Written request >> Every line that contains the word "Satisfaction" should be copied.
========================
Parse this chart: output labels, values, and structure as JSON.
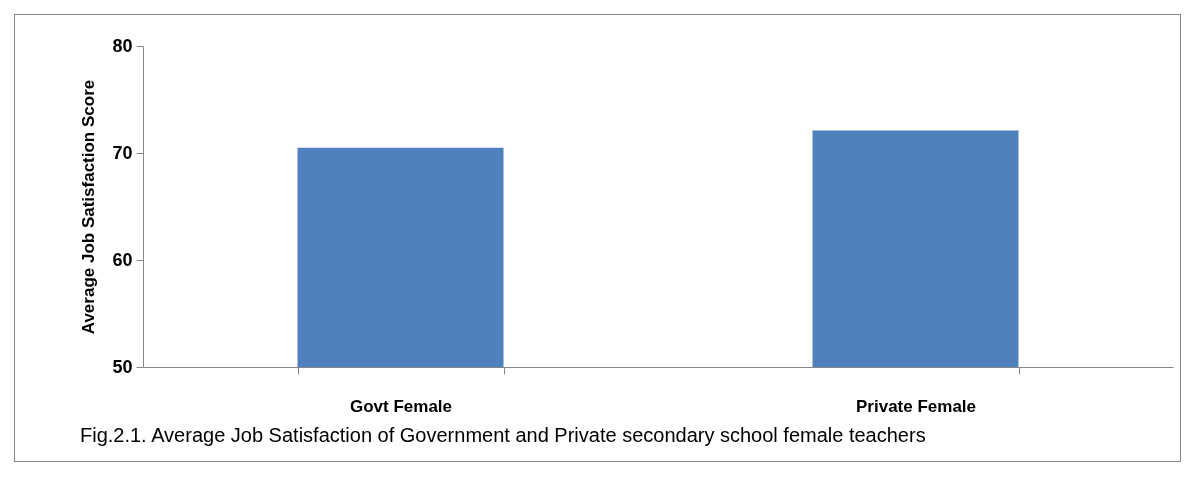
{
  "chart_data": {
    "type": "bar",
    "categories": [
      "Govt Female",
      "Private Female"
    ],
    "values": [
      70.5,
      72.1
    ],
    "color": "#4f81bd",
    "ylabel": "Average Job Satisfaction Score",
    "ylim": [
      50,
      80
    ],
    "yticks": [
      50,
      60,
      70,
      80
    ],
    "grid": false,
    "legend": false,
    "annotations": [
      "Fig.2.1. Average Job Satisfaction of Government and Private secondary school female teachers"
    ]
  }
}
========================
Complete output >>
    "ylabel": "Average Job Satisfaction Score",
      "Fig.2.1. Average Job Satisfaction of Government and Private secondary school female teachers"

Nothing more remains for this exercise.